-- Materials provided start --

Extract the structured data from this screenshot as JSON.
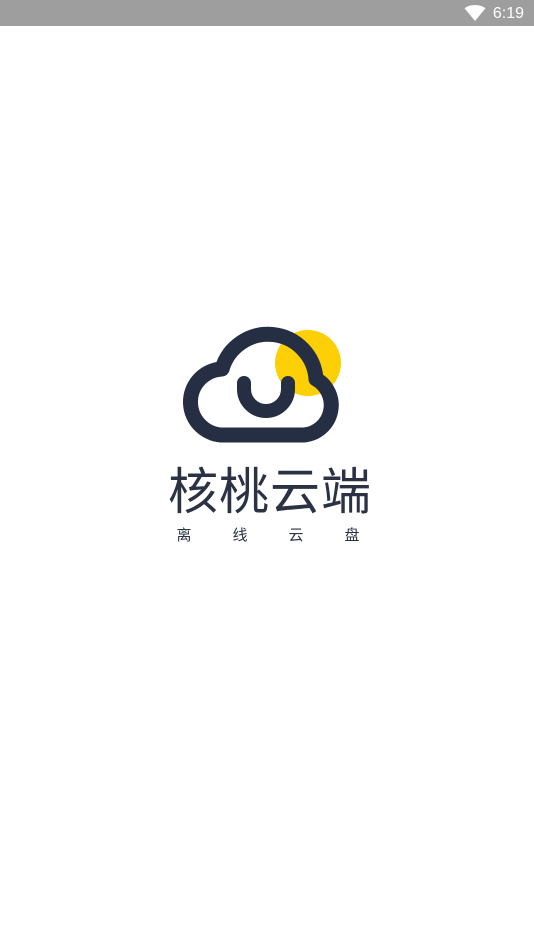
{
  "status_bar": {
    "time": "6:19",
    "wifi_icon": "wifi-icon",
    "color": "#9e9e9e"
  },
  "splash": {
    "logo_icon": "cloud-smile-sun-logo",
    "app_name": "核桃云端",
    "tagline_chars": [
      "离",
      "线",
      "云",
      "盘"
    ],
    "colors": {
      "brand_dark": "#252e42",
      "sun_yellow": "#fccf07",
      "background": "#ffffff"
    }
  }
}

-- Materials provided end --

All of the data above should be quoted exactly, except for the pictures.

— Output —
Extract the structured data from this screenshot as JSON.
{
  "status_bar": {
    "time": "6:19",
    "wifi_icon": "wifi-icon",
    "color": "#9e9e9e"
  },
  "splash": {
    "logo_icon": "cloud-smile-sun-logo",
    "app_name": "核桃云端",
    "tagline_chars": [
      "离",
      "线",
      "云",
      "盘"
    ],
    "colors": {
      "brand_dark": "#252e42",
      "sun_yellow": "#fccf07",
      "background": "#ffffff"
    }
  }
}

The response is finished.